• GIVEN PASSAGE

A synthetic workflow for coordinated direct observation and genetic tagging applied to a complex host-parasite interaction.

An important aspect influencing host specificity is a parasite's compatibility, or ability, to infect a potential host. Here, we examine the compatibility between different trematode genotypes of the same species and several host species. To execute this study, we developed a synthetic workflow which combines the use of a fluorescent dye and standard molecular techniques to study host-parasite interactions and host specificity. The utility of the fluorescent dye, BIODIPY FL C₁₂, was evaluated to label and track larval trematodes during experimental infections using the Cerithidea californica-trematode host-parasite system. Our results showed that low dye concentrations (200 nM) did not significantly affect survival or infectivity of Acanthoparyphium spinulosum and proved to be useful for labeling cercariae. Parasites were genotyped based on sequences from cytochrome oxidase subunit 1 (COI) and the nuclear internal transcribed spacer 1 (ITS1) prior to labeling and experimental infections. Samples with low COI PCR product yield were reamplified using the M13 tails to obtain enough material for sequencing. Three parasite genotypes were recovered and results from experimental infections demonstrated varying levels of host specificity. Of the three host species used (C. californica, Polydora nuchalis, Tagelus californianus), genotype B was unable to infect P. nuchalis. Genotype A individuals were less likely to infect P. nuchalis than the other host species. Additionally, genotype C was unable to infect any host offered in this study. These findings reflect possible suboptimal pairings between parasite genotype and host species. Furthermore, the present study provides procedures that are useful for exploring parasite ecology at the molecular level.

• WHAT YOU NEED TO DO
Please list every host species named in the abstract on host-parasite compatibility above as used in the experimental infections.

• SOURCE DATA
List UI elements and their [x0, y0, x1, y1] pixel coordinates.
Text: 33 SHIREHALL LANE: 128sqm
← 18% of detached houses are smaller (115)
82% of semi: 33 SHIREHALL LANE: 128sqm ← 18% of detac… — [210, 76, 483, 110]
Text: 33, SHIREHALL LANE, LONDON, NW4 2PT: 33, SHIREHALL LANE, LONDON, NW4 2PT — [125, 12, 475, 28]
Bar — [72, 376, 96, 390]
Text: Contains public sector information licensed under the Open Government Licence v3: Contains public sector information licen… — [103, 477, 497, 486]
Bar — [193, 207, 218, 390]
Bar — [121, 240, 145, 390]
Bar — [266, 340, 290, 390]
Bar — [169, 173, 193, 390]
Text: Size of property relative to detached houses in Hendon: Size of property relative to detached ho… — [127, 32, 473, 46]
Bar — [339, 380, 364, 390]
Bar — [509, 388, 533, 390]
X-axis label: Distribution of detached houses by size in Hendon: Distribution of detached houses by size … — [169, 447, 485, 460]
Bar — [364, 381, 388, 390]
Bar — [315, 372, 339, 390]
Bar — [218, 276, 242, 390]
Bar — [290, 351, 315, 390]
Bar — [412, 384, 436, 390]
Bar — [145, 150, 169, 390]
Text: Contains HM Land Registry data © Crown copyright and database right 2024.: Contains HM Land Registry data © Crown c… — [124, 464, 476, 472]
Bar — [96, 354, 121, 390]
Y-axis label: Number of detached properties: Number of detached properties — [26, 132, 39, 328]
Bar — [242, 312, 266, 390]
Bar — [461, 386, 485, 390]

• RESPONSE BOX
Cerithidea californica (C. californica)
Polydora nuchalis
Tagelus californianus